Yapılacak alıştırmalar:
1/ Haber metninde "Arınç, Başbakan Recep" sözlerini içeren yerle açılıp "Münir Karaloğlu, karşıladı." sözleriyle kapanan bölümü olduğu gibi yazıya geçirin.
2/ Haber metnine göre Başbakan'ın katılacağı kentsel dönüşüm projesi kaç konutluktur?

═════ Sayfa alıntısı

Arınç: Türk gazetecilerin tutuklanma ve infaz ihtimali var

Başbakan Yardımcısı Bülent Arınç, Mısır’da El Fetih Camii’nde mahsur kalan TRT Türk muhabiri Metin Turan ile TRT Arapça’nın Arap asıllı muhabiri için endişe duyduklarını söyledi.

Arınç: Türk gazetecilerin tutuklanma ve infaz ihtimali var

Muhabirler ve sivil halk için tutuklanma ya da infaz edilme ihtimali bulunduğunu belirten Arınç, “Dışişleri bakanımız biraz önce İslam Konferansı Başkanı veya Genel Sekreteri olan Ekmeleddin İhsanoğlu’nu arayarak olaya müdahale etmesini istedi. Rejim nezdinde girişimlerimiz devam ediyor.” dedi.

Arınç, Başbakan Recep Tayyip Erdoğan’ın Bursa’da Mevlana Mahallesi’nde, Türkiye genelinde 46 ilinde aynı anda başlatacağı 90 bin konutluk dev kentsel dönüşüm projesine katılmak üzere Bursa’ya geldi. Arınç’ı, Bursa’ya yeni atanan Vali Münir Karaloğlu, karşıladı.

══════════
═════ Kayıt alıntıları

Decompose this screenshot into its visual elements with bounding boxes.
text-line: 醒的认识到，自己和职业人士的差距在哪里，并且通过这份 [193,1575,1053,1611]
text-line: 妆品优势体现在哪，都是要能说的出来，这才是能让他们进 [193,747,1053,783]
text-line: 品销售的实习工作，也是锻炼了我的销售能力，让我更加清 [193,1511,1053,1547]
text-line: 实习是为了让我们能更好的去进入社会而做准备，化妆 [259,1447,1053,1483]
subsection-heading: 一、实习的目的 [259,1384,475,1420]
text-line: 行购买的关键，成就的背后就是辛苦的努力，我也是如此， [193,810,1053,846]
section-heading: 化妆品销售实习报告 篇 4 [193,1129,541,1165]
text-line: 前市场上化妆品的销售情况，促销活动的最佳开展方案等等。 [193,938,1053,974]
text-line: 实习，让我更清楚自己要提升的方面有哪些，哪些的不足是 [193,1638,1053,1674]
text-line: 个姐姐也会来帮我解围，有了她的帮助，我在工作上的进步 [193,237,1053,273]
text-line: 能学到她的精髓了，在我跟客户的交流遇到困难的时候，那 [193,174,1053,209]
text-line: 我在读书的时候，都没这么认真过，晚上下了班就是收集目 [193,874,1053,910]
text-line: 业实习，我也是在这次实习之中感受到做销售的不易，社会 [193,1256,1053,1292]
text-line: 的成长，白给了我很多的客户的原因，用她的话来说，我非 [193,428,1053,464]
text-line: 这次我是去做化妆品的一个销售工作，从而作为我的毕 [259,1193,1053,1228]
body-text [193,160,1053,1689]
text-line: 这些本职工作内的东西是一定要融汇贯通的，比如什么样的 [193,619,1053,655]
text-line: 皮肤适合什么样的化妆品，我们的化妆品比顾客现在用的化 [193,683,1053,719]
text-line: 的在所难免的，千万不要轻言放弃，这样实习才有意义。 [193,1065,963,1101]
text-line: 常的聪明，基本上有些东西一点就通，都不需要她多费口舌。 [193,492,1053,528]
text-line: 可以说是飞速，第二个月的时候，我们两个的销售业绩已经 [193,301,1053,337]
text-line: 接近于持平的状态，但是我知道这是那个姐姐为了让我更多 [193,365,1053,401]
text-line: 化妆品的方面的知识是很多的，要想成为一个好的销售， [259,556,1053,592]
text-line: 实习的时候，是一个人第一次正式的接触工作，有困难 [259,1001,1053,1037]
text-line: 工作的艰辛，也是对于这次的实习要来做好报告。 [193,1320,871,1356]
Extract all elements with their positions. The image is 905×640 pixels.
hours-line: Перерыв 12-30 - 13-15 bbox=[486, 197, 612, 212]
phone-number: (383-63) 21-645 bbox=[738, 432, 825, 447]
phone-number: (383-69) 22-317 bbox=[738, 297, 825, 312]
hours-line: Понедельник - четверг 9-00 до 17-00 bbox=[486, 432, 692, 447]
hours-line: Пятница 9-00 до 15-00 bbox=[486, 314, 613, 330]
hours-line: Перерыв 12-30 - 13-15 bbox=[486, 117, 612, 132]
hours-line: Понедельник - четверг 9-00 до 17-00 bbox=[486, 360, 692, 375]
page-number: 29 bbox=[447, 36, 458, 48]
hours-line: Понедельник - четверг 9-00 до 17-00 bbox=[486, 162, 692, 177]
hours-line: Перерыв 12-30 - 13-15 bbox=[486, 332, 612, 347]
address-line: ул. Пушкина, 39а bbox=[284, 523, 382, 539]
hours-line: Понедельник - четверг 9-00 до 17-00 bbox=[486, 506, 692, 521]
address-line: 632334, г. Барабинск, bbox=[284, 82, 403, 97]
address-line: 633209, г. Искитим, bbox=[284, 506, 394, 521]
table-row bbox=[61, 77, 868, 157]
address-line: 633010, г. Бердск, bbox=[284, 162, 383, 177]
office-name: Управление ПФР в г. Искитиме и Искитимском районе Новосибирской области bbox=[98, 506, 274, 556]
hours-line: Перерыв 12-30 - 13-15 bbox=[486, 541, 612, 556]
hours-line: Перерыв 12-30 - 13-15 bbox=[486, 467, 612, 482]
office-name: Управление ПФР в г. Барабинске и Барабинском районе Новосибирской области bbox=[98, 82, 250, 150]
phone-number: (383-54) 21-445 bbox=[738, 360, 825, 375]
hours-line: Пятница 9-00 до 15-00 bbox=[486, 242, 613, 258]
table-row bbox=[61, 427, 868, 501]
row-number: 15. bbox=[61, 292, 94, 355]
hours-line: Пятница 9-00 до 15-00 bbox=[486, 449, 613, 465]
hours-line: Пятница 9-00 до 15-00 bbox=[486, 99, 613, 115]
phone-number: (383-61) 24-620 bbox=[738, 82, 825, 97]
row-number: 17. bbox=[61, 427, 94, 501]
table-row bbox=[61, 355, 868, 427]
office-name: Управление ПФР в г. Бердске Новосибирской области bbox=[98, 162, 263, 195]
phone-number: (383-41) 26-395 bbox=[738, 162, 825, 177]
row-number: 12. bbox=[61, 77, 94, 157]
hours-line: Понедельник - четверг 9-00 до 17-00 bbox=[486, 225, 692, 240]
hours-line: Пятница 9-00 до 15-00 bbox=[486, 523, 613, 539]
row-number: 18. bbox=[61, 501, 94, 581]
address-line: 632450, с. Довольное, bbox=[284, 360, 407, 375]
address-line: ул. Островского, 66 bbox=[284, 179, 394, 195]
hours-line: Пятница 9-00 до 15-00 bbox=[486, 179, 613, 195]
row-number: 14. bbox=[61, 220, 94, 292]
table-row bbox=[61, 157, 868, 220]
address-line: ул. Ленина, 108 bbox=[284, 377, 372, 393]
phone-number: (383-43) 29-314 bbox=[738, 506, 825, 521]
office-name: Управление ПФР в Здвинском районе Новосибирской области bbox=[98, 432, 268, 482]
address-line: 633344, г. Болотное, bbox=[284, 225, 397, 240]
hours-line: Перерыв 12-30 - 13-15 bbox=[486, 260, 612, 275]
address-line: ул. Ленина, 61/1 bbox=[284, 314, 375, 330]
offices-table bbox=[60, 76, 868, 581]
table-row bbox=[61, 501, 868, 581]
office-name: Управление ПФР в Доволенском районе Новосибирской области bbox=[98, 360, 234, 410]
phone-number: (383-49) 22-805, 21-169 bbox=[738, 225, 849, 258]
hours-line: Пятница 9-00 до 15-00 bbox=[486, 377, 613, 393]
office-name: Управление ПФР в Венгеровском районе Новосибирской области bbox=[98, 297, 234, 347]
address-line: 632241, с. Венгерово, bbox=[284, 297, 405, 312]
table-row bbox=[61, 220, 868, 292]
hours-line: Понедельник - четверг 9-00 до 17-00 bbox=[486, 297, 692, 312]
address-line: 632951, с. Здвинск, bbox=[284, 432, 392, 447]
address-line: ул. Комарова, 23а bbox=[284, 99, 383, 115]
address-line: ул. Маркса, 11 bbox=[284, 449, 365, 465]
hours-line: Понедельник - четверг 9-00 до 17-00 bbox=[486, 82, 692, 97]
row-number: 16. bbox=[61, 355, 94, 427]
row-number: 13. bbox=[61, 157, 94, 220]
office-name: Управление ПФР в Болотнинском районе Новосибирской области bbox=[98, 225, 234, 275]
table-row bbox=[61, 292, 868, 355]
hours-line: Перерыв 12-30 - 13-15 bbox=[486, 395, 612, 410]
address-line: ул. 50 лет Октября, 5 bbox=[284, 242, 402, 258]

══════════

Alıştırma cevapları:
1/
Arınç, Başbakan Recep Tayyip Erdoğan’ın Bursa’da Mevlana Mahallesi’nde, Türkiye genelinde 46 ilinde aynı anda başlatacağı 90 bin konutluk dev kentsel dönüşüm projesine katılmak üzere Bursa’ya geldi. Arınç’ı, Bursa’ya yeni atanan Vali Münir Karaloğlu, karşıladı.

2/ 90 bin konutluk.